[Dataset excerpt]
--- begin ---
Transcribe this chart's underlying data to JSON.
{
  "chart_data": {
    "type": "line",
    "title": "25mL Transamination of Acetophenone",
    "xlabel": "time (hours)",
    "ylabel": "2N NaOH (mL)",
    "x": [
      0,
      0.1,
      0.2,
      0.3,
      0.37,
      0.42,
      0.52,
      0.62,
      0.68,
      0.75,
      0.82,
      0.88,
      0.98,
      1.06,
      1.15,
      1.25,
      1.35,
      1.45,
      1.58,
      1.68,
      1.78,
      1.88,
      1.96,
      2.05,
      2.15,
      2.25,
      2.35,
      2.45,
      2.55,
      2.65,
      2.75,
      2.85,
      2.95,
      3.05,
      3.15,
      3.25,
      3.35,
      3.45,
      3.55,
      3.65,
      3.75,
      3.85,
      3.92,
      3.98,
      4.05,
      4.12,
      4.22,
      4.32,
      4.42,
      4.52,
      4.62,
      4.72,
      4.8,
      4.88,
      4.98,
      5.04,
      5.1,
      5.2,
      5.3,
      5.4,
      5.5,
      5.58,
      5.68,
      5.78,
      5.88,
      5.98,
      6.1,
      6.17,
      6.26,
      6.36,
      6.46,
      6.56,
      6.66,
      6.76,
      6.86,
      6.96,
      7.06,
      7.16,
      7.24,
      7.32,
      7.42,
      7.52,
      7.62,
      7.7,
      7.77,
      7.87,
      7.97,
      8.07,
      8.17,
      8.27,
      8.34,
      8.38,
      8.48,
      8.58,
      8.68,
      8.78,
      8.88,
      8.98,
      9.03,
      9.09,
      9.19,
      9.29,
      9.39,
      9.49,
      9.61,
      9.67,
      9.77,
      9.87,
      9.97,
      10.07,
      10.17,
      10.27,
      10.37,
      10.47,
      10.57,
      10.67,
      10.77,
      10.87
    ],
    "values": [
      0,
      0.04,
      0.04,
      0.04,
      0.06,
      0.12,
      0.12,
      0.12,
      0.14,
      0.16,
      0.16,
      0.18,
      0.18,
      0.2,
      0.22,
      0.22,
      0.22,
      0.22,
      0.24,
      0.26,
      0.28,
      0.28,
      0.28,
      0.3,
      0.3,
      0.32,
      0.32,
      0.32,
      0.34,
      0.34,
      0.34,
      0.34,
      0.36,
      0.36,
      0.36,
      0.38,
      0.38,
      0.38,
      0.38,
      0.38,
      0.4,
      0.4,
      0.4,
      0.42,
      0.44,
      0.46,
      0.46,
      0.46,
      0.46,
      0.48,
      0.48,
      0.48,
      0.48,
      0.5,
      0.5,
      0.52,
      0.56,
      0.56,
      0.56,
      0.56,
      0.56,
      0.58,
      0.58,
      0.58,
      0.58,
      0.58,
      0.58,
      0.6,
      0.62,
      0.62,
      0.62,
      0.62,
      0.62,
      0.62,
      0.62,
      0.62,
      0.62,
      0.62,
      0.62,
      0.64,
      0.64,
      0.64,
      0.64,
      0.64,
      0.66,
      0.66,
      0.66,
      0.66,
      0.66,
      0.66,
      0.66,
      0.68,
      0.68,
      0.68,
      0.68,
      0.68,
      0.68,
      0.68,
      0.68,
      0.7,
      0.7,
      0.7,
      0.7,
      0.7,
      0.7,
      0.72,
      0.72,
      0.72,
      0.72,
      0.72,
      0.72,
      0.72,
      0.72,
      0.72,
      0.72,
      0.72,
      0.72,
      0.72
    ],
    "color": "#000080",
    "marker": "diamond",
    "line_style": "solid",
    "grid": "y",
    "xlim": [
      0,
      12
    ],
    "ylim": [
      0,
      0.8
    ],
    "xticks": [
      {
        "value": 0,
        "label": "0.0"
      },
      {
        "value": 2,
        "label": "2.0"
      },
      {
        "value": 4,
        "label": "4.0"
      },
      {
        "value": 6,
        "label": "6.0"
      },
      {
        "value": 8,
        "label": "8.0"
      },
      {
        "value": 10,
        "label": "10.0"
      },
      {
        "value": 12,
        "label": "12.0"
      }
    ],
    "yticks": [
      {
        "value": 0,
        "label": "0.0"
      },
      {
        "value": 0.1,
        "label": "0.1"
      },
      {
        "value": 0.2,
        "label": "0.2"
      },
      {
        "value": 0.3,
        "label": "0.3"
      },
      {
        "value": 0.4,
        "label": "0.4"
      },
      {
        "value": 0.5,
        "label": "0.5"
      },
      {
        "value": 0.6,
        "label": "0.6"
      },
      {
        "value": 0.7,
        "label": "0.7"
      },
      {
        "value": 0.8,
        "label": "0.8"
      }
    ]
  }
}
--- end ---
Given request
Print the whole listing again, exactly.

Final result
Transcribe this chart's underlying data to JSON.
{
  "chart_data": {
    "type": "line",
    "title": "25mL Transamination of Acetophenone",
    "xlabel": "time (hours)",
    "ylabel": "2N NaOH (mL)",
    "x": [
      0,
      0.1,
      0.2,
      0.3,
      0.37,
      0.42,
      0.52,
      0.62,
      0.68,
      0.75,
      0.82,
      0.88,
      0.98,
      1.06,
      1.15,
      1.25,
      1.35,
      1.45,
      1.58,
      1.68,
      1.78,
      1.88,
      1.96,
      2.05,
      2.15,
      2.25,
      2.35,
      2.45,
      2.55,
      2.65,
      2.75,
      2.85,
      2.95,
      3.05,
      3.15,
      3.25,
      3.35,
      3.45,
      3.55,
      3.65,
      3.75,
      3.85,
      3.92,
      3.98,
      4.05,
      4.12,
      4.22,
      4.32,
      4.42,
      4.52,
      4.62,
      4.72,
      4.8,
      4.88,
      4.98,
      5.04,
      5.1,
      5.2,
      5.3,
      5.4,
      5.5,
      5.58,
      5.68,
      5.78,
      5.88,
      5.98,
      6.1,
      6.17,
      6.26,
      6.36,
      6.46,
      6.56,
      6.66,
      6.76,
      6.86,
      6.96,
      7.06,
      7.16,
      7.24,
      7.32,
      7.42,
      7.52,
      7.62,
      7.7,
      7.77,
      7.87,
      7.97,
      8.07,
      8.17,
      8.27,
      8.34,
      8.38,
      8.48,
      8.58,
      8.68,
      8.78,
      8.88,
      8.98,
      9.03,
      9.09,
      9.19,
      9.29,
      9.39,
      9.49,
      9.61,
      9.67,
      9.77,
      9.87,
      9.97,
      10.07,
      10.17,
      10.27,
      10.37,
      10.47,
      10.57,
      10.67,
      10.77,
      10.87
    ],
    "values": [
      0,
      0.04,
      0.04,
      0.04,
      0.06,
      0.12,
      0.12,
      0.12,
      0.14,
      0.16,
      0.16,
      0.18,
      0.18,
      0.2,
      0.22,
      0.22,
      0.22,
      0.22,
      0.24,
      0.26,
      0.28,
      0.28,
      0.28,
      0.3,
      0.3,
      0.32,
      0.32,
      0.32,
      0.34,
      0.34,
      0.34,
      0.34,
      0.36,
      0.36,
      0.36,
      0.38,
      0.38,
      0.38,
      0.38,
      0.38,
      0.4,
      0.4,
      0.4,
      0.42,
      0.44,
      0.46,
      0.46,
      0.46,
      0.46,
      0.48,
      0.48,
      0.48,
      0.48,
      0.5,
      0.5,
      0.52,
      0.56,
      0.56,
      0.56,
      0.56,
      0.56,
      0.58,
      0.58,
      0.58,
      0.58,
      0.58,
      0.58,
      0.6,
      0.62,
      0.62,
      0.62,
      0.62,
      0.62,
      0.62,
      0.62,
      0.62,
      0.62,
      0.62,
      0.62,
      0.64,
      0.64,
      0.64,
      0.64,
      0.64,
      0.66,
      0.66,
      0.66,
      0.66,
      0.66,
      0.66,
      0.66,
      0.68,
      0.68,
      0.68,
      0.68,
      0.68,
      0.68,
      0.68,
      0.68,
      0.7,
      0.7,
      0.7,
      0.7,
      0.7,
      0.7,
      0.72,
      0.72,
      0.72,
      0.72,
      0.72,
      0.72,
      0.72,
      0.72,
      0.72,
      0.72,
      0.72,
      0.72,
      0.72
    ],
    "color": "#000080",
    "marker": "diamond",
    "line_style": "solid",
    "grid": "y",
    "xlim": [
      0,
      12
    ],
    "ylim": [
      0,
      0.8
    ],
    "xticks": [
      {
        "value": 0,
        "label": "0.0"
      },
      {
        "value": 2,
        "label": "2.0"
      },
      {
        "value": 4,
        "label": "4.0"
      },
      {
        "value": 6,
        "label": "6.0"
      },
      {
        "value": 8,
        "label": "8.0"
      },
      {
        "value": 10,
        "label": "10.0"
      },
      {
        "value": 12,
        "label": "12.0"
      }
    ],
    "yticks": [
      {
        "value": 0,
        "label": "0.0"
      },
      {
        "value": 0.1,
        "label": "0.1"
      },
      {
        "value": 0.2,
        "label": "0.2"
      },
      {
        "value": 0.3,
        "label": "0.3"
      },
      {
        "value": 0.4,
        "label": "0.4"
      },
      {
        "value": 0.5,
        "label": "0.5"
      },
      {
        "value": 0.6,
        "label": "0.6"
      },
      {
        "value": 0.7,
        "label": "0.7"
      },
      {
        "value": 0.8,
        "label": "0.8"
      }
    ]
  }
}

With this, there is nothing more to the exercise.